--- Provided passage ---
******************************

In the 1990s, Lawrence Lessig theorized that “code is law” (Lessig 1999). He was getting at a fundamental truth about the internet: while legal frameworks targeted its content, the hardware and software that formed its architecture also functioned as de facto regulation in shaping outcomes. The dynamic holds true today as well, albeit in a more complex way. It points to one of the key differences between the West’s and China’s approaches to the ordering of the global data governance landscape. It is tempting — and reasonable — to view the tension in the outcomes both hope for primarily through a geopolitical lens. But the economics of transnational data flows and platform operations are equally relevant.
Ronaldo Lemos and Christian Perrone highlight regulatory competition as one of the key consequences of diverse approaches to platform regulation, with the European Union’s regulatory paradigm predominant: the “Brussels effect.” This has proliferated through a “push” effect: its adequacy provisions have compelled other countries to enact regulation that clears the General Data Protection Regulation (GDPR) bar, while the depth of its market means that platforms have changed their policies and modes of operation to pass muster.
In contrast, China’s regulatory approach has not been extraterritorially proactive. Instead, its influence — particularly in the Global South — operates in keeping with Lessig’s dictum. At its inception, the Digital Silk Road (DSR) element of the Belt and Road Initiative was more a loosely organized branding exercise than a unified strategy (Greene and Triolo 2020). While this still holds true to some extent, Beijing’s focus on the DSR is now deepening with the growth of Chinese companies’ investments in developing economies, from digital infrastructure such as fibre-optic cables, cellular network equipment and data centres to frontier technology such as fifth-generation networks.
Heidi Tworek touches upon two crucial aspects of this in her conference report: the gap in digital infrastructure supply to the Global South due to path dependence based upon a utilitarian market approach, and China’s role in plugging the gap between demand and supply, offering digital infrastructure options to governments in, for instance, Africa. To extend her argument, this underpins the Chinese approach to shaping governance paradigms for platforms and data flows, a demand-driven “Beijing effect.”1 In mediating the digitalization of developing economies, Beijing is not merely building infrastructure; it is putting in place standards and protocols that define the boundaries of regulatory efforts. And, just as the United States has via the operating models and terms of service of US-based platforms and the European Union through the GDPR, it is developing a constituency for transnational standard-setting and regulatory initiatives in various fora such as the International Telecommunication Union.

******************************

--- Provided records ---
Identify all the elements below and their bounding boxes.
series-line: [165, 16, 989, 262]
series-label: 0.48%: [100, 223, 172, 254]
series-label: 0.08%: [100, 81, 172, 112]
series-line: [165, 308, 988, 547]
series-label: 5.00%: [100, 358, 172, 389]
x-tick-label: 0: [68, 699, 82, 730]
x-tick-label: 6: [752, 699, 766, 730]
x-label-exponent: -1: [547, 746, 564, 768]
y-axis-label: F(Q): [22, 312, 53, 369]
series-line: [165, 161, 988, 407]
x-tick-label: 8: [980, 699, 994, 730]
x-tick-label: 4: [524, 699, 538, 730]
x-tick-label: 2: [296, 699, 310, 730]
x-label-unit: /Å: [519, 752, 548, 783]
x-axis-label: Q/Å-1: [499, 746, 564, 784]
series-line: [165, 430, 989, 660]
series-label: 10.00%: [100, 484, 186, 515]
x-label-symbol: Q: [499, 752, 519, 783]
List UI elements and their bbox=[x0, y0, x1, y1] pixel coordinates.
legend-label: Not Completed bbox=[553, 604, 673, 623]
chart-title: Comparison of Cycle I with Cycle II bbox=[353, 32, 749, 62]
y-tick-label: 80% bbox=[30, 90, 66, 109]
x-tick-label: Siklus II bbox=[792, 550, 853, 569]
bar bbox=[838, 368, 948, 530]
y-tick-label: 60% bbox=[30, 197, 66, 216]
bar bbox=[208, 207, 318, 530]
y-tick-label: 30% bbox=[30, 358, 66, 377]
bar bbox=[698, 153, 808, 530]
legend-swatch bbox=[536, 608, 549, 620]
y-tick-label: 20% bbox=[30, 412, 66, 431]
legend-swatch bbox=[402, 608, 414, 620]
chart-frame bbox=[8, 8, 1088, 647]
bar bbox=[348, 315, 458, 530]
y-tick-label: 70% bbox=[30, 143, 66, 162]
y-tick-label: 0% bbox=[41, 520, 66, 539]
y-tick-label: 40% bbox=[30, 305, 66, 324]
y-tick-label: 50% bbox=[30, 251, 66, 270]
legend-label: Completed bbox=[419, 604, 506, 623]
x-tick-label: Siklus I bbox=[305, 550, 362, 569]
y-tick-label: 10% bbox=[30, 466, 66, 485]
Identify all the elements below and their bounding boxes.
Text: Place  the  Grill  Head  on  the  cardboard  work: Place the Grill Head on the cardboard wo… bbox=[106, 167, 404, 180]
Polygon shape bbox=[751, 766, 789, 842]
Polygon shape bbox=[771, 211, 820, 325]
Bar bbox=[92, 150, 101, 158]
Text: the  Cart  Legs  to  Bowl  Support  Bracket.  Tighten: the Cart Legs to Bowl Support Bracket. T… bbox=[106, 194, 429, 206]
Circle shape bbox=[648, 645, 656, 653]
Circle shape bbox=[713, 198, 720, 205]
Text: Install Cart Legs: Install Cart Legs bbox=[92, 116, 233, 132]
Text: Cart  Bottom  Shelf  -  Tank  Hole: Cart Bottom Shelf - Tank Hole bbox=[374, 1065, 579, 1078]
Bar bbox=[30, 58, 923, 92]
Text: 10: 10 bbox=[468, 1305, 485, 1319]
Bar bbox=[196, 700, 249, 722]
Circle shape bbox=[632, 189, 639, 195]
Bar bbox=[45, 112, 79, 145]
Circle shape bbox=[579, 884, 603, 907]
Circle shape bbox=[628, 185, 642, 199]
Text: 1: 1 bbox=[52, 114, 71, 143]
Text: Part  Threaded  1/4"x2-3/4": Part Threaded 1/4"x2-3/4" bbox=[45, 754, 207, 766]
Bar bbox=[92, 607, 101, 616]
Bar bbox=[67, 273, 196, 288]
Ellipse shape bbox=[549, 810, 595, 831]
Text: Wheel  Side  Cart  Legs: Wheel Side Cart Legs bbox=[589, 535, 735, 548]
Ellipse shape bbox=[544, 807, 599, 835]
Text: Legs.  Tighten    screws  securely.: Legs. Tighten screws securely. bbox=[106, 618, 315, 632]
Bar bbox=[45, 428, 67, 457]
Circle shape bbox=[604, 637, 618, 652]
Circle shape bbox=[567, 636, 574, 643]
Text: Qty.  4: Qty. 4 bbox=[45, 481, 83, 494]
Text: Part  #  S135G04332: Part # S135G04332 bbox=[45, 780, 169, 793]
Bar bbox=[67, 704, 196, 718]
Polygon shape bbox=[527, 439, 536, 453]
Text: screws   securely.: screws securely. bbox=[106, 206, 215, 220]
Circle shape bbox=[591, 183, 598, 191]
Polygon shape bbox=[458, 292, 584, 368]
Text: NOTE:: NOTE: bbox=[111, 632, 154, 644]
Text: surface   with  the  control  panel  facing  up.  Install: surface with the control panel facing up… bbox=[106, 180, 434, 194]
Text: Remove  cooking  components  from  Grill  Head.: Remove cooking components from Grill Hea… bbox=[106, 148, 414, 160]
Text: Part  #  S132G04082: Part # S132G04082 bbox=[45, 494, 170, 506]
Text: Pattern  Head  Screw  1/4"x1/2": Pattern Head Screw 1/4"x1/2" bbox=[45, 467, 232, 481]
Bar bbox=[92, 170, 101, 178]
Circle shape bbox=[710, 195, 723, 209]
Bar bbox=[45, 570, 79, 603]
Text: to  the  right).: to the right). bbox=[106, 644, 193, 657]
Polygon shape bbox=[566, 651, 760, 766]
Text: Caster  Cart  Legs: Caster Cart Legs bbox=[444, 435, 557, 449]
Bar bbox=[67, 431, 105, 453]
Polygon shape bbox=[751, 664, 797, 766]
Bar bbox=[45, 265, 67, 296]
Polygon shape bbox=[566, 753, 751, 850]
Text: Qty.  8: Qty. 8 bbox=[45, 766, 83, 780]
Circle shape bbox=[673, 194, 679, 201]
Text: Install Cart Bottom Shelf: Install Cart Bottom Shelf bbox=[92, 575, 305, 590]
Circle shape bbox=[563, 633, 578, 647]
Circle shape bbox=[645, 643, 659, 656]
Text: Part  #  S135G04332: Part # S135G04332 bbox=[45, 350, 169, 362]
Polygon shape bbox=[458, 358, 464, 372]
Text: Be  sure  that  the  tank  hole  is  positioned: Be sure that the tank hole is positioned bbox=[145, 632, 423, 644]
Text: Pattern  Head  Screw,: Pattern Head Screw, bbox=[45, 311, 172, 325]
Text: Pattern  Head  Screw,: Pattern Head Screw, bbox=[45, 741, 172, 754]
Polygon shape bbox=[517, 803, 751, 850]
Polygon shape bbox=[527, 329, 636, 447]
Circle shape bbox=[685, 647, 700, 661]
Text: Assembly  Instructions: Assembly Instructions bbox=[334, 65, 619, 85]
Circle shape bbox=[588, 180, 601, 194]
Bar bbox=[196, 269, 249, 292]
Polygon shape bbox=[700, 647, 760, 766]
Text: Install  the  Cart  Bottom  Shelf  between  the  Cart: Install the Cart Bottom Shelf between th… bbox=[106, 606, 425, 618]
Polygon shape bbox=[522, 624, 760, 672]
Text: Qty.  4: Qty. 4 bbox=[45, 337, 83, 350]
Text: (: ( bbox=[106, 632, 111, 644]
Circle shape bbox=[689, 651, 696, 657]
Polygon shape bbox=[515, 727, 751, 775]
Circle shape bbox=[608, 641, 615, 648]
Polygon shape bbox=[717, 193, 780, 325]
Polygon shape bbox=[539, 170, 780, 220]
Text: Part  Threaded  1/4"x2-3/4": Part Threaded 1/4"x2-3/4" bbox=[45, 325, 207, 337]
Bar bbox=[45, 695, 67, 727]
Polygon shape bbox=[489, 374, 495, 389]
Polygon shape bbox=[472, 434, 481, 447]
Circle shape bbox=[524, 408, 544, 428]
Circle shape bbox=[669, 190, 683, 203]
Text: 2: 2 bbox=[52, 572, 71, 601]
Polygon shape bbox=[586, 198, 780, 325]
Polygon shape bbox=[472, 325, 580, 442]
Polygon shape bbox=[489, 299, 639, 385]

******************************

--- What this exercise asks ---
[1] According to the passage on global data governance, what did Lawrence Lessig theorize in the 1990s?
[2] Return the part of the data governance passage from "Ronaldo Lemos and" to "to pass muster.", copied word for word.
[3] Carry the data governance passage further, picking up after its last sentence.
The records play no part here.

--- Responses in order ---
[1] He theorized that "code is law."

[2]
Ronaldo Lemos and Christian Perrone highlight regulatory competition as one of the key consequences of diverse approaches to platform regulation, with the European Union’s regulatory paradigm predominant: the “Brussels effect.” This has proliferated through a “push” effect: its adequacy provisions have compelled other countries to enact regulation that clears the General Data Protection Regulation (GDPR) bar, while the depth of its market means that platforms have changed their policies and modes of operation to pass muster.

[3]
The tension between these competing approaches and regulatory visions is inevitable, with daunting national security implications. Examining this tension from the perspective of value creation and accrual along the supply lines of global platforms, however, potentially opens up more space for transnational coordination and cooperation. The core difference between the Western and Chinese models of data governance that underlie their regulatory frameworks — the different attitudes toward cross-border data flows — is a good example. Data sovereignty and its implications for platform governance such as data localization enable more privacy-invasive and surveillance-centric regulatory regimes, certainly. But this is not the only impetus for countries in the Global South. Digital platforms are fundamentally different from conventional international businesses in their relationships with consumers. The latter become assets whose data is processed into monetizable information. This logic, fiercely debated in recent years and analyzed in depth in Shoshana Zuboff’s The Age of Surveillance Capitalism: The Fight for a Human Future at the New Frontier of Power, among other commentary, has had logical consequences in every sphere of platform governance, from antitrust and merger assessment to content moderation and privacy. Regulatory frameworks across the world that have been geared toward conventional markets and often operate in silos even in the same jurisdiction are still struggling to develop coordinated approaches that are fit for purpose (Kira, Sinha and Srinivasan 2021).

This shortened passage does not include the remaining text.